Exercise objective :: Will you output the entries below exactly, skipping every image they contain?

Rows from a dataset ::
━━━━━━━━━━━━━━━━

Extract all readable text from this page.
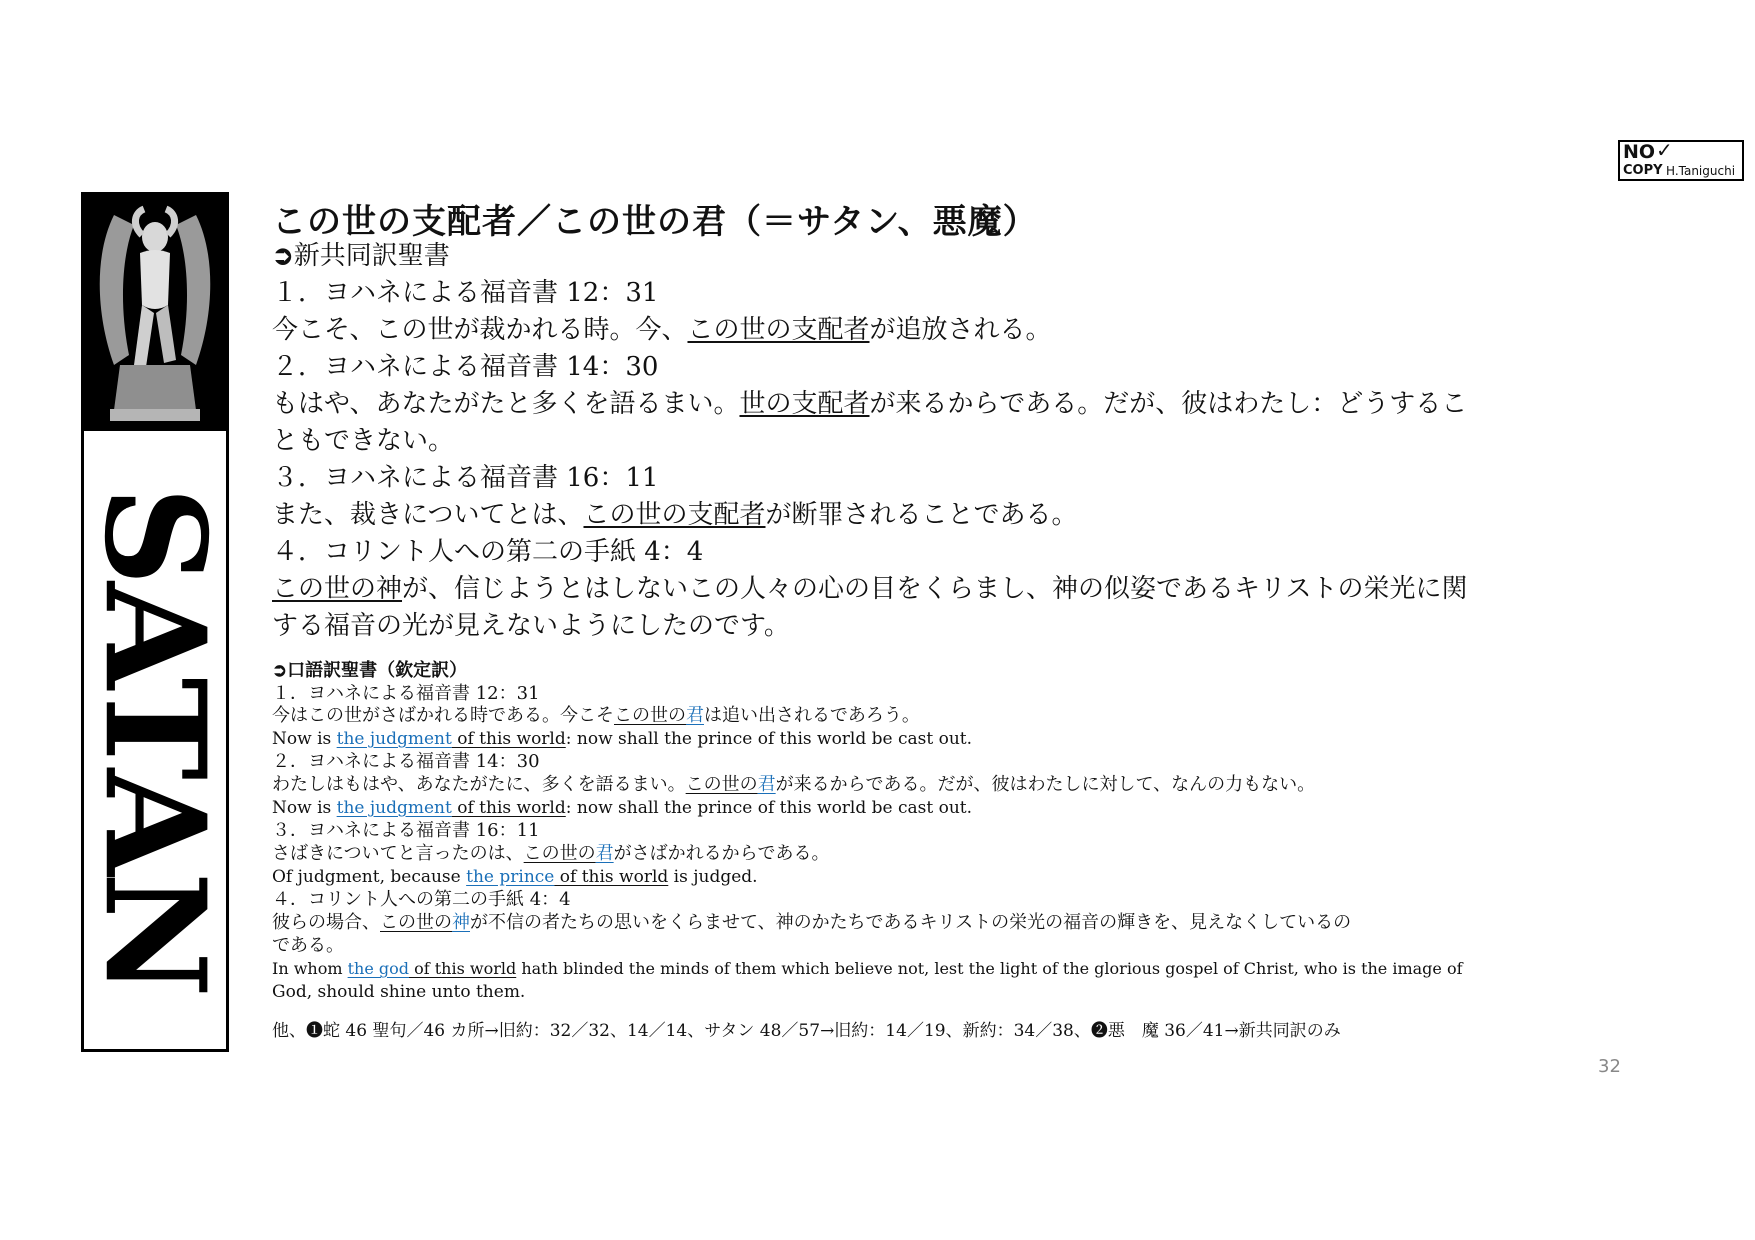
NO ✓
COPY H.Taniguchi
SATAN
この世の支配者／この世の君（＝サタン、悪魔）
➲新共同訳聖書
１．ヨハネによる福音書 12：31
今こそ、この世が裁かれる時。今、この世の支配者が追放される。
２．ヨハネによる福音書 14：30
もはや、あなたがたと多くを語るまい。世の支配者が来るからである。だが、彼はわたし：どうするこ
ともできない。
３．ヨハネによる福音書 16：11
また、裁きについてとは、この世の支配者が断罪されることである。
４．コリント人への第二の手紙 4：4
この世の神が、信じようとはしないこの人々の心の目をくらまし、神の似姿であるキリストの栄光に関
する福音の光が見えないようにしたのです。
➲口語訳聖書（欽定訳）
１．ヨハネによる福音書 12：31
今はこの世がさばかれる時である。今こそこの世の君は追い出されるであろう。
Now is the judgment of this world: now shall the prince of this world be cast out.
２．ヨハネによる福音書 14：30
わたしはもはや、あなたがたに、多くを語るまい。この世の君が来るからである。だが、彼はわたしに対して、なんの力もない。
Now is the judgment of this world: now shall the prince of this world be cast out.
３．ヨハネによる福音書 16：11
さばきについてと言ったのは、この世の君がさばかれるからである。
Of judgment, because the prince of this world is judged.
４．コリント人への第二の手紙 4：4
彼らの場合、この世の神が不信の者たちの思いをくらませて、神のかたちであるキリストの栄光の福音の輝きを、見えなくしているの
である。
In whom the god of this world hath blinded the minds of them which believe not, lest the light of the glorious gospel of Christ, who is the image of
God, should shine unto them.
他、❶蛇 46 聖句／46 カ所→旧約：32／32、14／14、サタン 48／57→旧約：14／19、新約：34／38、❷悪　魔 36／41→新共同訳のみ
32
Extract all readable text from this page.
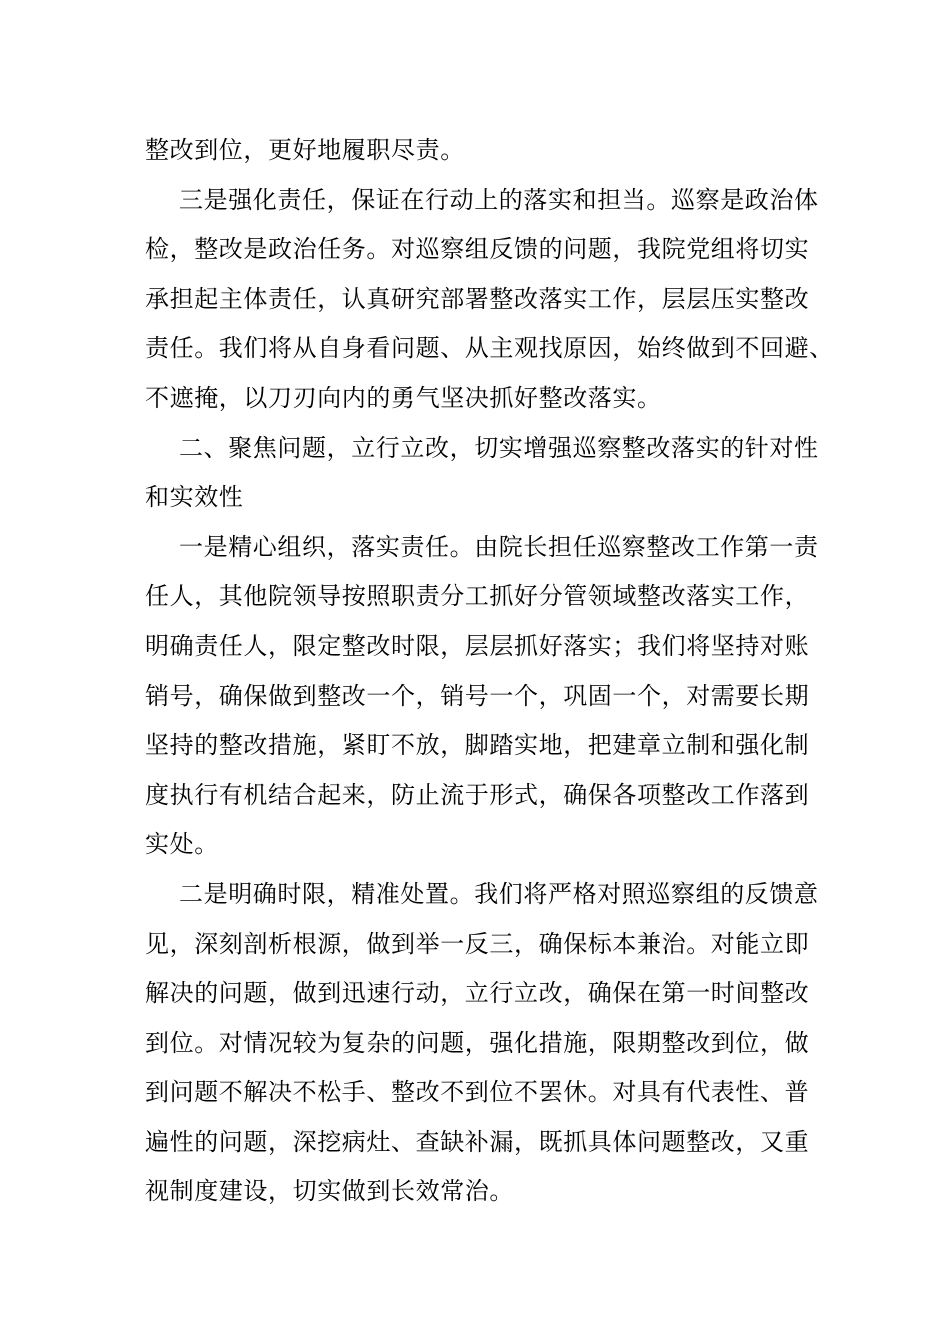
整改到位，更好地履职尽责。
三是强化责任，保证在行动上的落实和担当。巡察是政治体
检，整改是政治任务。对巡察组反馈的问题，我院党组将切实
承担起主体责任，认真研究部署整改落实工作，层层压实整改
责任。我们将从自身看问题、从主观找原因，始终做到不回避、
不遮掩，以刀刃向内的勇气坚决抓好整改落实。
二、聚焦问题，立行立改，切实增强巡察整改落实的针对性
和实效性
一是精心组织，落实责任。由院长担任巡察整改工作第一责
任人，其他院领导按照职责分工抓好分管领域整改落实工作，
明确责任人，限定整改时限，层层抓好落实；我们将坚持对账
销号，确保做到整改一个，销号一个，巩固一个，对需要长期
坚持的整改措施，紧盯不放，脚踏实地，把建章立制和强化制
度执行有机结合起来，防止流于形式，确保各项整改工作落到
实处。
二是明确时限，精准处置。我们将严格对照巡察组的反馈意
见，深刻剖析根源，做到举一反三，确保标本兼治。对能立即
解决的问题，做到迅速行动，立行立改，确保在第一时间整改
到位。对情况较为复杂的问题，强化措施，限期整改到位，做
到问题不解决不松手、整改不到位不罢休。对具有代表性、普
遍性的问题，深挖病灶、查缺补漏，既抓具体问题整改，又重
视制度建设，切实做到长效常治。
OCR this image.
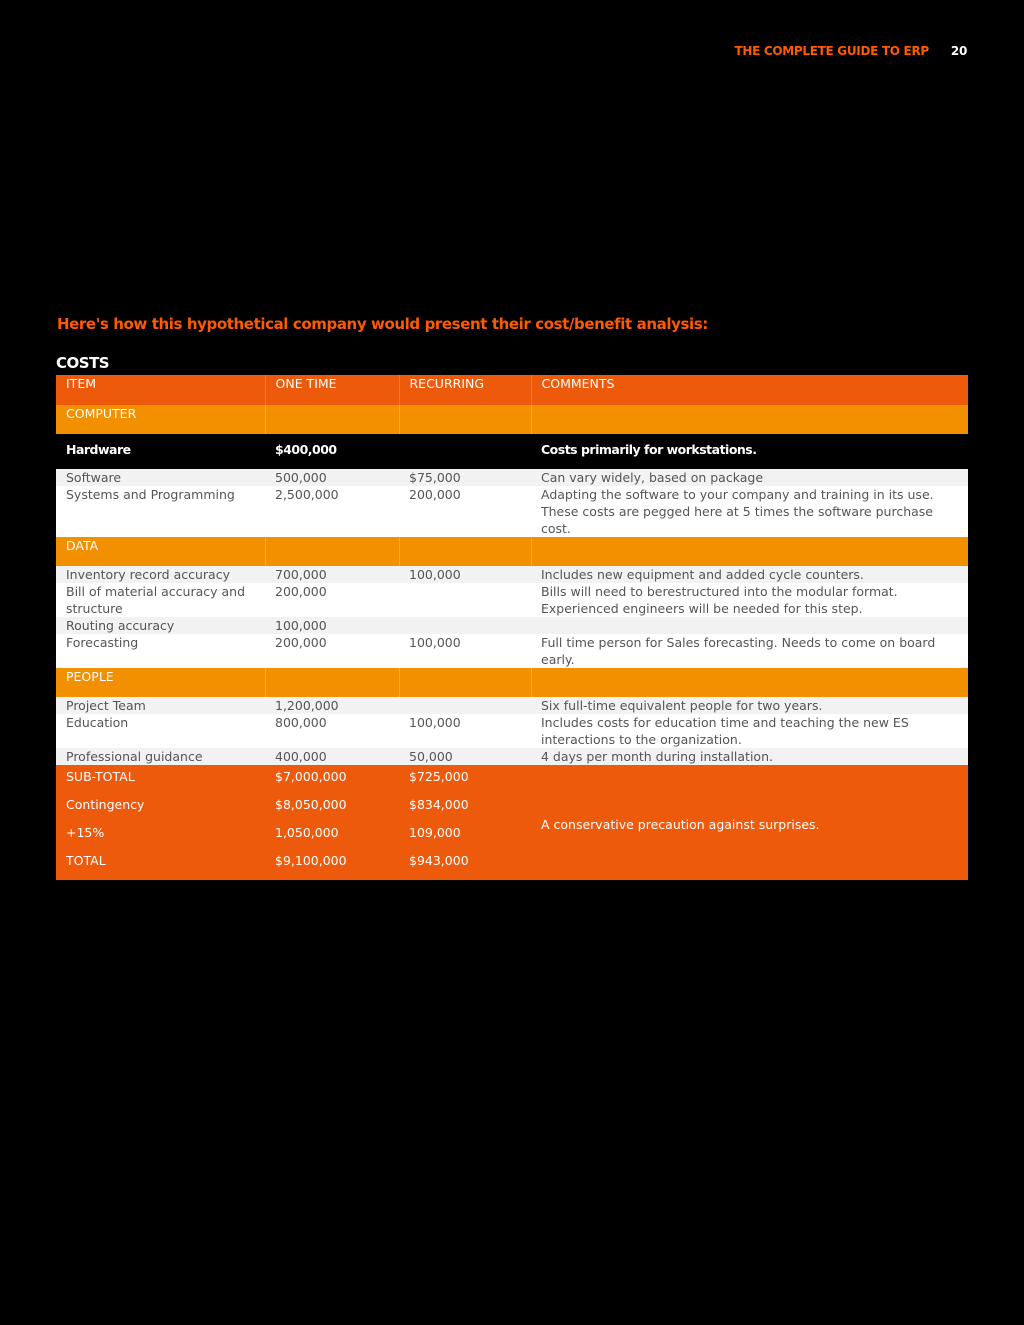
THE COMPLETE GUIDE TO ERP 20
Here's how this hypothetical company would present their cost/benefit analysis:
COSTS
ITEM	ONE TIME	RECURRING	COMMENTS
COMPUTER			
Hardware	$400,000		Costs primarily for workstations.
Software	500,000	$75,000	Can vary widely, based on package
Systems and Programming	2,500,000	200,000	Adapting the software to your company and training in its use. These costs are pegged here at 5 times the software purchase cost.
DATA			
Inventory record accuracy	700,000	100,000	Includes new equipment and added cycle counters.
Bill of material accuracy and structure	200,000		Bills will need to berestructured into the modular format. Experienced engineers will be needed for this step.
Routing accuracy	100,000		
Forecasting	200,000	100,000	Full time person for Sales forecasting. Needs to come on board early.
PEOPLE			
Project Team	1,200,000		Six full-time equivalent people for two years.
Education	800,000	100,000	Includes costs for education time and teaching the new ES interactions to the organization.
Professional guidance	400,000	50,000	4 days per month during installation.
SUB-TOTAL	$7,000,000	$725,000	A conservative precaution against surprises.
Contingency	$8,050,000	$834,000	
+15%	1,050,000	109,000	
TOTAL	$9,100,000	$943,000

━━━━━━━━━━━━━━━━

Output ::
Extract all readable text from this page.
NO ✓
COPY H.Taniguchi
SATAN
この世の支配者／この世の君（＝サタン、悪魔）
➲新共同訳聖書
１．ヨハネによる福音書 12：31
今こそ、この世が裁かれる時。今、この世の支配者が追放される。
２．ヨハネによる福音書 14：30
もはや、あなたがたと多くを語るまい。世の支配者が来るからである。だが、彼はわたし：どうするこ
ともできない。
３．ヨハネによる福音書 16：11
また、裁きについてとは、この世の支配者が断罪されることである。
４．コリント人への第二の手紙 4：4
この世の神が、信じようとはしないこの人々の心の目をくらまし、神の似姿であるキリストの栄光に関
する福音の光が見えないようにしたのです。
➲口語訳聖書（欽定訳）
１．ヨハネによる福音書 12：31
今はこの世がさばかれる時である。今こそこの世の君は追い出されるであろう。
Now is the judgment of this world: now shall the prince of this world be cast out.
２．ヨハネによる福音書 14：30
わたしはもはや、あなたがたに、多くを語るまい。この世の君が来るからである。だが、彼はわたしに対して、なんの力もない。
Now is the judgment of this world: now shall the prince of this world be cast out.
３．ヨハネによる福音書 16：11
さばきについてと言ったのは、この世の君がさばかれるからである。
Of judgment, because the prince of this world is judged.
４．コリント人への第二の手紙 4：4
彼らの場合、この世の神が不信の者たちの思いをくらませて、神のかたちであるキリストの栄光の福音の輝きを、見えなくしているの
である。
In whom the god of this world hath blinded the minds of them which believe not, lest the light of the glorious gospel of Christ, who is the image of
God, should shine unto them.
他、❶蛇 46 聖句／46 カ所→旧約：32／32、14／14、サタン 48／57→旧約：14／19、新約：34／38、❷悪　魔 36／41→新共同訳のみ
32
Extract all readable text from this page.
整改到位，更好地履职尽责。
三是强化责任，保证在行动上的落实和担当。巡察是政治体
检，整改是政治任务。对巡察组反馈的问题，我院党组将切实
承担起主体责任，认真研究部署整改落实工作，层层压实整改
责任。我们将从自身看问题、从主观找原因，始终做到不回避、
不遮掩，以刀刃向内的勇气坚决抓好整改落实。
二、聚焦问题，立行立改，切实增强巡察整改落实的针对性
和实效性
一是精心组织，落实责任。由院长担任巡察整改工作第一责
任人，其他院领导按照职责分工抓好分管领域整改落实工作，
明确责任人，限定整改时限，层层抓好落实；我们将坚持对账
销号，确保做到整改一个，销号一个，巩固一个，对需要长期
坚持的整改措施，紧盯不放，脚踏实地，把建章立制和强化制
度执行有机结合起来，防止流于形式，确保各项整改工作落到
实处。
二是明确时限，精准处置。我们将严格对照巡察组的反馈意
见，深刻剖析根源，做到举一反三，确保标本兼治。对能立即
解决的问题，做到迅速行动，立行立改，确保在第一时间整改
到位。对情况较为复杂的问题，强化措施，限期整改到位，做
到问题不解决不松手、整改不到位不罢休。对具有代表性、普
遍性的问题，深挖病灶、查缺补漏，既抓具体问题整改，又重
视制度建设，切实做到长效常治。
OCR this image.
THE COMPLETE GUIDE TO ERP 20
Here's how this hypothetical company would present their cost/benefit analysis:
COSTS
ITEM	ONE TIME	RECURRING	COMMENTS
COMPUTER			
Hardware	$400,000		Costs primarily for workstations.
Software	500,000	$75,000	Can vary widely, based on package
Systems and Programming	2,500,000	200,000	Adapting the software to your company and training in its use. These costs are pegged here at 5 times the software purchase cost.
DATA			
Inventory record accuracy	700,000	100,000	Includes new equipment and added cycle counters.
Bill of material accuracy and structure	200,000		Bills will need to berestructured into the modular format. Experienced engineers will be needed for this step.
Routing accuracy	100,000		
Forecasting	200,000	100,000	Full time person for Sales forecasting. Needs to come on board early.
PEOPLE			
Project Team	1,200,000		Six full-time equivalent people for two years.
Education	800,000	100,000	Includes costs for education time and teaching the new ES interactions to the organization.
Professional guidance	400,000	50,000	4 days per month during installation.
SUB-TOTAL	$7,000,000	$725,000	A conservative precaution against surprises.
Contingency	$8,050,000	$834,000	
+15%	1,050,000	109,000	
TOTAL	$9,100,000	$943,000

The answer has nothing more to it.